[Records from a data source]
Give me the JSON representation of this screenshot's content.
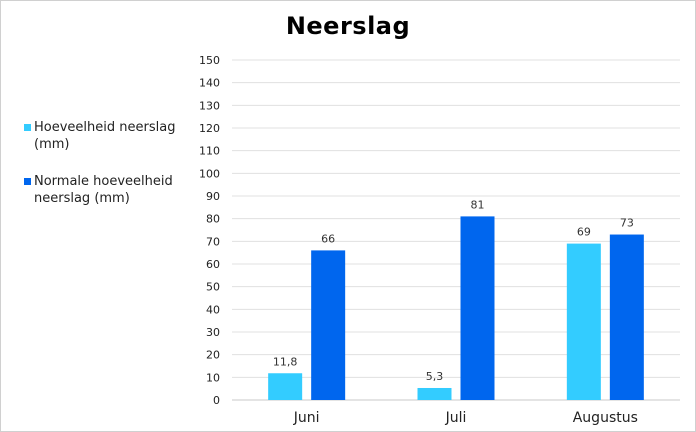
{
  "chart_data": {
    "type": "bar",
    "title": "Neerslag",
    "categories": [
      "Juni",
      "Juli",
      "Augustus"
    ],
    "series": [
      {
        "name": "Hoeveelheid neerslag (mm)",
        "color": "#33ccff",
        "values": [
          11.8,
          5.3,
          69
        ],
        "labels": [
          "11,8",
          "5,3",
          "69"
        ]
      },
      {
        "name": "Normale hoeveelheid neerslag (mm)",
        "color": "#0066ee",
        "values": [
          66,
          81,
          73
        ],
        "labels": [
          "66",
          "81",
          "73"
        ]
      }
    ],
    "ylim": [
      0,
      150
    ],
    "yticks": [
      0,
      10,
      20,
      30,
      40,
      50,
      60,
      70,
      80,
      90,
      100,
      110,
      120,
      130,
      140,
      150
    ],
    "grid": true,
    "legend_position": "left"
  }
}
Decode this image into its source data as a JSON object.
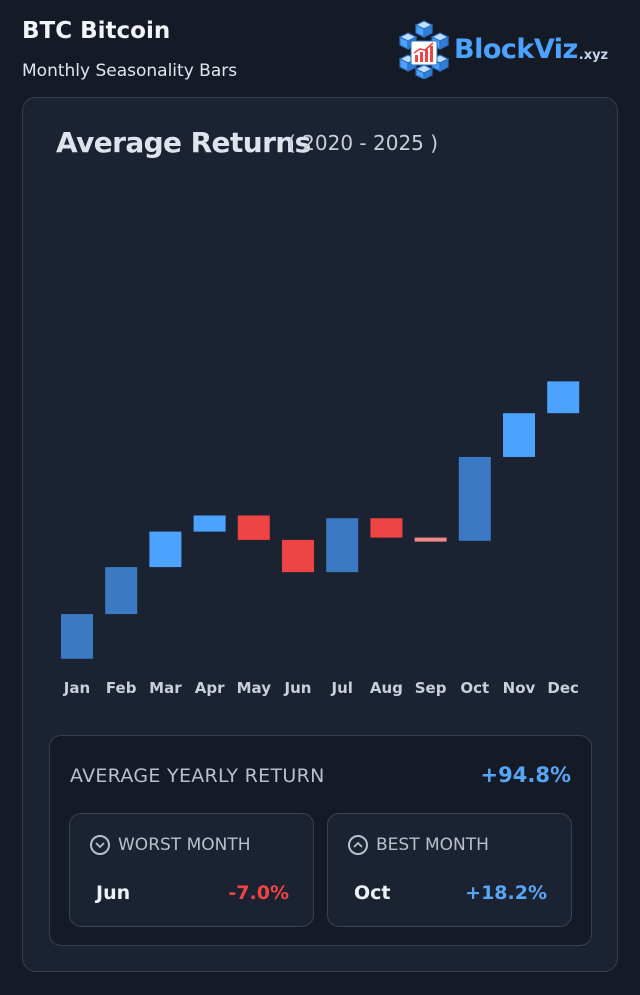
{
  "header": {
    "title": "BTC Bitcoin",
    "subtitle": "Monthly Seasonality Bars",
    "brand_name": "BlockViz",
    "brand_tld": ".xyz"
  },
  "chart_title": "Average Returns",
  "chart_subtitle": "( 2020 - 2025 )",
  "chart_data": {
    "type": "bar",
    "subtype": "waterfall",
    "title": "Average Returns",
    "subtitle": "( 2020 - 2025 )",
    "categories": [
      "Jan",
      "Feb",
      "Mar",
      "Apr",
      "May",
      "Jun",
      "Jul",
      "Aug",
      "Sep",
      "Oct",
      "Nov",
      "Dec"
    ],
    "values": [
      9.7,
      10.2,
      7.7,
      3.5,
      -5.3,
      -7.0,
      11.7,
      -4.2,
      -0.7,
      18.2,
      9.5,
      6.9
    ],
    "ylim": [
      -2,
      100
    ],
    "colors": {
      "positive": "#4ba3ff",
      "positive_dark": "#3b7ac3",
      "negative": "#ef4444",
      "small_negative": "#f08a86"
    },
    "bar_shades": [
      "dark",
      "dark",
      "light",
      "light",
      "neg",
      "neg",
      "dark",
      "neg",
      "negsmall",
      "dark",
      "light",
      "light"
    ]
  },
  "stats": {
    "avg_label": "AVERAGE YEARLY RETURN",
    "avg_value": "+94.8%",
    "worst": {
      "label": "WORST MONTH",
      "month": "Jun",
      "value": "-7.0%",
      "icon": "chevron-down-circle-icon"
    },
    "best": {
      "label": "BEST MONTH",
      "month": "Oct",
      "value": "+18.2%",
      "icon": "chevron-up-circle-icon"
    }
  }
}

Given task: Set down the records in full and exactly. Do not carry over any image.

Answer to the exercise:
Give me the JSON representation of this screenshot's content.
{
  "chart_data": {
    "type": "bar",
    "title": "Neerslag",
    "categories": [
      "Juni",
      "Juli",
      "Augustus"
    ],
    "series": [
      {
        "name": "Hoeveelheid neerslag (mm)",
        "color": "#33ccff",
        "values": [
          11.8,
          5.3,
          69
        ],
        "labels": [
          "11,8",
          "5,3",
          "69"
        ]
      },
      {
        "name": "Normale hoeveelheid neerslag (mm)",
        "color": "#0066ee",
        "values": [
          66,
          81,
          73
        ],
        "labels": [
          "66",
          "81",
          "73"
        ]
      }
    ],
    "ylim": [
      0,
      150
    ],
    "yticks": [
      0,
      10,
      20,
      30,
      40,
      50,
      60,
      70,
      80,
      90,
      100,
      110,
      120,
      130,
      140,
      150
    ],
    "grid": true,
    "legend_position": "left"
  }
}
Decode this image into its source data as a JSON object.
{
  "header": {
    "title": "BTC Bitcoin",
    "subtitle": "Monthly Seasonality Bars",
    "brand_name": "BlockViz",
    "brand_tld": ".xyz"
  },
  "chart_title": "Average Returns",
  "chart_subtitle": "( 2020 - 2025 )",
  "chart_data": {
    "type": "bar",
    "subtype": "waterfall",
    "title": "Average Returns",
    "subtitle": "( 2020 - 2025 )",
    "categories": [
      "Jan",
      "Feb",
      "Mar",
      "Apr",
      "May",
      "Jun",
      "Jul",
      "Aug",
      "Sep",
      "Oct",
      "Nov",
      "Dec"
    ],
    "values": [
      9.7,
      10.2,
      7.7,
      3.5,
      -5.3,
      -7.0,
      11.7,
      -4.2,
      -0.7,
      18.2,
      9.5,
      6.9
    ],
    "ylim": [
      -2,
      100
    ],
    "colors": {
      "positive": "#4ba3ff",
      "positive_dark": "#3b7ac3",
      "negative": "#ef4444",
      "small_negative": "#f08a86"
    },
    "bar_shades": [
      "dark",
      "dark",
      "light",
      "light",
      "neg",
      "neg",
      "dark",
      "neg",
      "negsmall",
      "dark",
      "light",
      "light"
    ]
  },
  "stats": {
    "avg_label": "AVERAGE YEARLY RETURN",
    "avg_value": "+94.8%",
    "worst": {
      "label": "WORST MONTH",
      "month": "Jun",
      "value": "-7.0%",
      "icon": "chevron-down-circle-icon"
    },
    "best": {
      "label": "BEST MONTH",
      "month": "Oct",
      "value": "+18.2%",
      "icon": "chevron-up-circle-icon"
    }
  }
}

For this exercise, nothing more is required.